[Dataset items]
++++

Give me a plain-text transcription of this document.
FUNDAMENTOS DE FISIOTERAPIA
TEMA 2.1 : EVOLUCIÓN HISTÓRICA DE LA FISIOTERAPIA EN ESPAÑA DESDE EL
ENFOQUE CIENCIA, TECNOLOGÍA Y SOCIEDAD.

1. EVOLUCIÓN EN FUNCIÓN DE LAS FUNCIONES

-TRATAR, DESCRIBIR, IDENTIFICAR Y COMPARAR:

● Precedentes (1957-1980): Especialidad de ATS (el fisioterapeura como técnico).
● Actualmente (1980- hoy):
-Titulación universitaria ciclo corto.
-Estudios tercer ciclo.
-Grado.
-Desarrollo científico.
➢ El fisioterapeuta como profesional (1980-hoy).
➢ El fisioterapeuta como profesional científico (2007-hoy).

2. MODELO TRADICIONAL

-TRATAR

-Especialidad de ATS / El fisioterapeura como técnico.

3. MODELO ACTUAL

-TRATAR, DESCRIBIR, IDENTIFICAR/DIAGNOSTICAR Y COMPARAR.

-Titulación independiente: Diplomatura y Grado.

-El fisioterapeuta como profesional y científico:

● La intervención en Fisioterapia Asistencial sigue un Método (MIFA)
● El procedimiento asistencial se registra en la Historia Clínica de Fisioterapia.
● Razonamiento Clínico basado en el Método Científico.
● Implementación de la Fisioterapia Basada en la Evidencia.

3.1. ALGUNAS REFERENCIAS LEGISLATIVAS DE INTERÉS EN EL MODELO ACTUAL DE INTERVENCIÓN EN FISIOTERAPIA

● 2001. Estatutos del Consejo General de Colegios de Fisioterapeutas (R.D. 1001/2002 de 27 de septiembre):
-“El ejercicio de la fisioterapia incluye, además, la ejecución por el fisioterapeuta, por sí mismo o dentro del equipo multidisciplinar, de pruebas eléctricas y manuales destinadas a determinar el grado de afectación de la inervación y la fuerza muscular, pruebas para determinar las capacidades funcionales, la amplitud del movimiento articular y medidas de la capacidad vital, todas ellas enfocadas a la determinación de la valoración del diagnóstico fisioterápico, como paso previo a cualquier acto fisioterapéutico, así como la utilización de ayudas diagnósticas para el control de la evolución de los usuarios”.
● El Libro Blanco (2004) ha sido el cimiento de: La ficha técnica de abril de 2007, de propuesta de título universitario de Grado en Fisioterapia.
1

++++

#### REQUIREMENTS:
Your answer should be a single number: the count of lines holding the word "IDENTIFICAR".

#### THE ANSWER:
2